• [WHAT YOU SHOULD DO]: Below is a listing to transcribe in full and exactly; keep the pictures out.

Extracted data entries
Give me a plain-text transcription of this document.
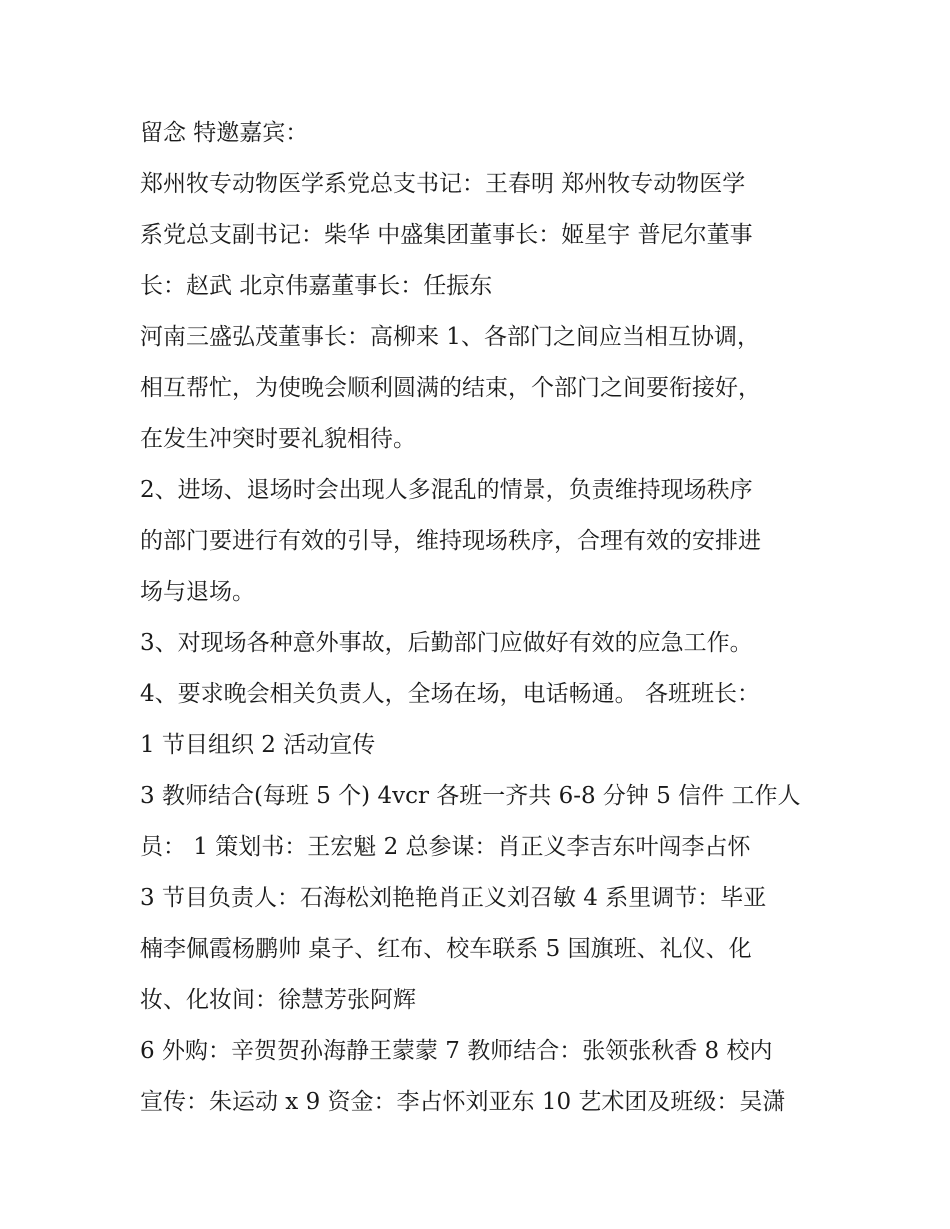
留念 特邀嘉宾：
郑州牧专动物医学系党总支书记：王春明 郑州牧专动物医学
系党总支副书记：柴华 中盛集团董事长：姬星宇 普尼尔董事
长：赵武 北京伟嘉董事长：任振东
河南三盛弘茂董事长：高柳来 1、各部门之间应当相互协调，
相互帮忙，为使晚会顺利圆满的结束，个部门之间要衔接好，
在发生冲突时要礼貌相待。
2、进场、退场时会出现人多混乱的情景，负责维持现场秩序
的部门要进行有效的引导，维持现场秩序，合理有效的安排进
场与退场。
3、对现场各种意外事故，后勤部门应做好有效的应急工作。
4、要求晚会相关负责人，全场在场，电话畅通。 各班班长：
1 节目组织 2 活动宣传
3 教师结合(每班 5 个) 4vcr 各班一齐共 6-8 分钟 5 信件 工作人
员： 1 策划书：王宏魁 2 总参谋：肖正义李吉东叶闯李占怀
3 节目负责人：石海松刘艳艳肖正义刘召敏 4 系里调节：毕亚
楠李佩霞杨鹏帅 桌子、红布、校车联系 5 国旗班、礼仪、化
妆、化妆间：徐慧芳张阿辉
6 外购：辛贺贺孙海静王蒙蒙 7 教师结合：张领张秋香 8 校内
宣传：朱运动 x 9 资金：李占怀刘亚东 10 艺术团及班级：吴潇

• [OUTPUT FOR THIS EXERCISE]:
Give me a plain-text transcription of this document.
留念 特邀嘉宾：
郑州牧专动物医学系党总支书记：王春明 郑州牧专动物医学
系党总支副书记：柴华 中盛集团董事长：姬星宇 普尼尔董事
长：赵武 北京伟嘉董事长：任振东
河南三盛弘茂董事长：高柳来 1、各部门之间应当相互协调，
相互帮忙，为使晚会顺利圆满的结束，个部门之间要衔接好，
在发生冲突时要礼貌相待。
2、进场、退场时会出现人多混乱的情景，负责维持现场秩序
的部门要进行有效的引导，维持现场秩序，合理有效的安排进
场与退场。
3、对现场各种意外事故，后勤部门应做好有效的应急工作。
4、要求晚会相关负责人，全场在场，电话畅通。 各班班长：
1 节目组织 2 活动宣传
3 教师结合(每班 5 个) 4vcr 各班一齐共 6-8 分钟 5 信件 工作人
员： 1 策划书：王宏魁 2 总参谋：肖正义李吉东叶闯李占怀
3 节目负责人：石海松刘艳艳肖正义刘召敏 4 系里调节：毕亚
楠李佩霞杨鹏帅 桌子、红布、校车联系 5 国旗班、礼仪、化
妆、化妆间：徐慧芳张阿辉
6 外购：辛贺贺孙海静王蒙蒙 7 教师结合：张领张秋香 8 校内
宣传：朱运动 x 9 资金：李占怀刘亚东 10 艺术团及班级：吴潇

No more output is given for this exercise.